> Material:
— START —

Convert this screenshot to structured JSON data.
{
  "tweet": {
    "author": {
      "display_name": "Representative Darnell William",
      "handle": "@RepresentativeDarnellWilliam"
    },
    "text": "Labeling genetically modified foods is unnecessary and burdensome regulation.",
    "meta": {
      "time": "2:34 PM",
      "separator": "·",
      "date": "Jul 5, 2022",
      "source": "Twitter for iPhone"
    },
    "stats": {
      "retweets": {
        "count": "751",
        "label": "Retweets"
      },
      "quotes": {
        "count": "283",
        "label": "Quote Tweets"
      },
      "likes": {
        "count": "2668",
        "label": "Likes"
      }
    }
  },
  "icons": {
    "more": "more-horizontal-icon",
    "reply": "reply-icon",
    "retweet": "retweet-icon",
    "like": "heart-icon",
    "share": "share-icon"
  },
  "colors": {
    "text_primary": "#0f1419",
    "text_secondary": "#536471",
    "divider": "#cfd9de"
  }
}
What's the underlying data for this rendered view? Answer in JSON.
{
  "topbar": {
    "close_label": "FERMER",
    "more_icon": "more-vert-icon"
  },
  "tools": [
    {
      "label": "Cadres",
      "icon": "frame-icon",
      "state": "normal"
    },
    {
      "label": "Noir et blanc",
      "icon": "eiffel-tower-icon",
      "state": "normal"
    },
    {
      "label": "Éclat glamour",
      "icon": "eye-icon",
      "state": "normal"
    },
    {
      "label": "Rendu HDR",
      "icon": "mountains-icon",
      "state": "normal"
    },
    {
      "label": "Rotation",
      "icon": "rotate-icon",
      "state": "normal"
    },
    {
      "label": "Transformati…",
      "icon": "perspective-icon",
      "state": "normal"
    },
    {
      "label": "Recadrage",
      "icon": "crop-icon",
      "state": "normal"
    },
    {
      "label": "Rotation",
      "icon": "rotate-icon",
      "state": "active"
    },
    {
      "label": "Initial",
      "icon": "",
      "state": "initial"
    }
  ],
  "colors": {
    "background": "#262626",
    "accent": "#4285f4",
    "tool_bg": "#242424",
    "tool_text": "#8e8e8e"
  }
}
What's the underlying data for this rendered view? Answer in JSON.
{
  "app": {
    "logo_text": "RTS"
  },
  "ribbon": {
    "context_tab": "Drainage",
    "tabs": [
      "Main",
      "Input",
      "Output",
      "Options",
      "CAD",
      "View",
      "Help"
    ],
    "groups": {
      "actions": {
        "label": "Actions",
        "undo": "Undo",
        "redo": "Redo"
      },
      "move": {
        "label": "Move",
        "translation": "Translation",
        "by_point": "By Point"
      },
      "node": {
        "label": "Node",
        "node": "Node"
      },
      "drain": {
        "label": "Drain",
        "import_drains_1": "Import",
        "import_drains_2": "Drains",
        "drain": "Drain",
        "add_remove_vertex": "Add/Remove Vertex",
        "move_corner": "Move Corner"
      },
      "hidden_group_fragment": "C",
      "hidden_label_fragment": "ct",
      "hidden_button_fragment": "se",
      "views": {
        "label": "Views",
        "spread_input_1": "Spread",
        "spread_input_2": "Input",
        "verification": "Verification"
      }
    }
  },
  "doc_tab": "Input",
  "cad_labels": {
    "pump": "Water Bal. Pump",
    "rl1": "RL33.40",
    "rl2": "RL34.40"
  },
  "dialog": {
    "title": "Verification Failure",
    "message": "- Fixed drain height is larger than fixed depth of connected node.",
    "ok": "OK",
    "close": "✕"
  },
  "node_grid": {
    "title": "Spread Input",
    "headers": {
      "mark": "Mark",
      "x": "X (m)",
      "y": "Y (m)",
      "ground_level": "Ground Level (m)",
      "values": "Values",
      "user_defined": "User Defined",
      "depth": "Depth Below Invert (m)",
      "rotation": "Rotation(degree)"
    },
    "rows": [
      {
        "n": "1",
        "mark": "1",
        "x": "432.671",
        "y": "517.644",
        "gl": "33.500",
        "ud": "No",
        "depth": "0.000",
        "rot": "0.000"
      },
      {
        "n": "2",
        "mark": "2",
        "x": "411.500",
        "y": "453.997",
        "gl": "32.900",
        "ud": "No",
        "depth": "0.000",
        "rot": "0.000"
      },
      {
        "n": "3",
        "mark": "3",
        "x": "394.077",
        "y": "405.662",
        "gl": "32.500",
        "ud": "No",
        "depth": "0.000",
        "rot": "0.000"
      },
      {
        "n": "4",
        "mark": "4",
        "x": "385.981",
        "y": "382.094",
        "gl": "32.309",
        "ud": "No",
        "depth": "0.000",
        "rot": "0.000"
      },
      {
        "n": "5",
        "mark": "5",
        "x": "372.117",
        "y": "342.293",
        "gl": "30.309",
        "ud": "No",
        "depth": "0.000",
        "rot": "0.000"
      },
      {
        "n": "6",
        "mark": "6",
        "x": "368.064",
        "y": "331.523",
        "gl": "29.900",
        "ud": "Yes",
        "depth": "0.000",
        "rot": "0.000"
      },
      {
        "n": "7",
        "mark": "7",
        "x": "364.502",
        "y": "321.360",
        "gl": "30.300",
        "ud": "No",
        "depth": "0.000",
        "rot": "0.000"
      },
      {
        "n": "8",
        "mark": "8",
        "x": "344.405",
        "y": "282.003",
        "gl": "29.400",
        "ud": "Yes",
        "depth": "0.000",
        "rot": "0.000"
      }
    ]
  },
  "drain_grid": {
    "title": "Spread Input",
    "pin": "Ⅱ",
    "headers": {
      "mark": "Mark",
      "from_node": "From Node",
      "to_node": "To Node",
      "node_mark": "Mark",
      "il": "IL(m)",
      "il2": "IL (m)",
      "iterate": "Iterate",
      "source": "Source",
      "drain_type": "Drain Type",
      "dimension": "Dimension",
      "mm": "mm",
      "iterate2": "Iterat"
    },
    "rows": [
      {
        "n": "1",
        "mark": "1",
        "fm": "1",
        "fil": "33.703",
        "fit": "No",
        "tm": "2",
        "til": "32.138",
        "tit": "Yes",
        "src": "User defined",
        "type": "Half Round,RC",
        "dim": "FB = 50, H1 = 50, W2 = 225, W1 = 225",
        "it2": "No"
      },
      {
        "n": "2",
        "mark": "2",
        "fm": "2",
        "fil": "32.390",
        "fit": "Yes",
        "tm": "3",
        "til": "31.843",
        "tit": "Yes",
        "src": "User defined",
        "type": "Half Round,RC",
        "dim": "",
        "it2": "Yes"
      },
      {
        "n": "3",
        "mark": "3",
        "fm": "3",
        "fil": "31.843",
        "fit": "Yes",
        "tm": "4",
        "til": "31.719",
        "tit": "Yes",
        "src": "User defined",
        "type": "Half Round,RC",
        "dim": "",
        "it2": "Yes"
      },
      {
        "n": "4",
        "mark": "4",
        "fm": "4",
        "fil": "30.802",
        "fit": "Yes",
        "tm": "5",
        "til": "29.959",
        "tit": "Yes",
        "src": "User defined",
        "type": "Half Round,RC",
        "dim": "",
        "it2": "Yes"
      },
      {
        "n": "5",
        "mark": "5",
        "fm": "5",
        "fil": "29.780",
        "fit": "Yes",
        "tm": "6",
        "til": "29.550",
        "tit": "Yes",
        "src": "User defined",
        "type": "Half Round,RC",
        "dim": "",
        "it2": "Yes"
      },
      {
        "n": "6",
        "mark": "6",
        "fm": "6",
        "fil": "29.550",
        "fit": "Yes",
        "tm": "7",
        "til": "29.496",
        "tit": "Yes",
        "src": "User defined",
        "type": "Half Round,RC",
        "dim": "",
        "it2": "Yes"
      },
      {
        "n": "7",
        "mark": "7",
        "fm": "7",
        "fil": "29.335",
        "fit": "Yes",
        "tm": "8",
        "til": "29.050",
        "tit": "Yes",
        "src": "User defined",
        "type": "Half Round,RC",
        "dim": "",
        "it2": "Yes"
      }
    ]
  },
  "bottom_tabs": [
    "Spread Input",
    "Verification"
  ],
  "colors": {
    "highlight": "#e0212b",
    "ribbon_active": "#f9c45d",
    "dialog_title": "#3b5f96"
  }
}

— END —

> Do this: Give the number of lines where the string "source" occurs, without any further text.

> Full output: 2